* [GIVEN REQUEST]: Write out each line exactly as it stands, please.

* [RECORDS SHOWN]:

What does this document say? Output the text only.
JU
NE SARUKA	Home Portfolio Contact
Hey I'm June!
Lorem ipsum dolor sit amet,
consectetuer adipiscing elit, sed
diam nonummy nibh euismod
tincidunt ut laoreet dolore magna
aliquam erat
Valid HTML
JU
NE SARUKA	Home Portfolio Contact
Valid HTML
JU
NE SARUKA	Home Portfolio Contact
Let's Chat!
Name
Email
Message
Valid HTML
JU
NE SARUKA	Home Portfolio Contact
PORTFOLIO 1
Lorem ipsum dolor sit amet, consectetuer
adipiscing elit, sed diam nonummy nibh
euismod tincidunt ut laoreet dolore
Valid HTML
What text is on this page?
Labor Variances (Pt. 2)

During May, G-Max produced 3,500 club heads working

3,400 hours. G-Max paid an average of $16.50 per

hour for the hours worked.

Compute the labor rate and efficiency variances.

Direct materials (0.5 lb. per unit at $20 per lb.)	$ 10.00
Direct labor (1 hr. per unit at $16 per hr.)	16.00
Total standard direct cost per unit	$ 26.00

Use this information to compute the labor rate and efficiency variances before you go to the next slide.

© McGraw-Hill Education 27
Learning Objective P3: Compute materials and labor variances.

* [FULL RESPONSE]:
What does this document say? Output the text only.
JU
NE SARUKA	Home Portfolio Contact
Hey I'm June!
Lorem ipsum dolor sit amet,
consectetuer adipiscing elit, sed
diam nonummy nibh euismod
tincidunt ut laoreet dolore magna
aliquam erat
Valid HTML
JU
NE SARUKA	Home Portfolio Contact
Valid HTML
JU
NE SARUKA	Home Portfolio Contact
Let's Chat!
Name
Email
Message
Valid HTML
JU
NE SARUKA	Home Portfolio Contact
PORTFOLIO 1
Lorem ipsum dolor sit amet, consectetuer
adipiscing elit, sed diam nonummy nibh
euismod tincidunt ut laoreet dolore
Valid HTML
What text is on this page?
Labor Variances (Pt. 2)

During May, G-Max produced 3,500 club heads working

3,400 hours. G-Max paid an average of $16.50 per

hour for the hours worked.

Compute the labor rate and efficiency variances.

Direct materials (0.5 lb. per unit at $20 per lb.)	$ 10.00
Direct labor (1 hr. per unit at $16 per hr.)	16.00
Total standard direct cost per unit	$ 26.00

Use this information to compute the labor rate and efficiency variances before you go to the next slide.

© McGraw-Hill Education 27
Learning Objective P3: Compute materials and labor variances.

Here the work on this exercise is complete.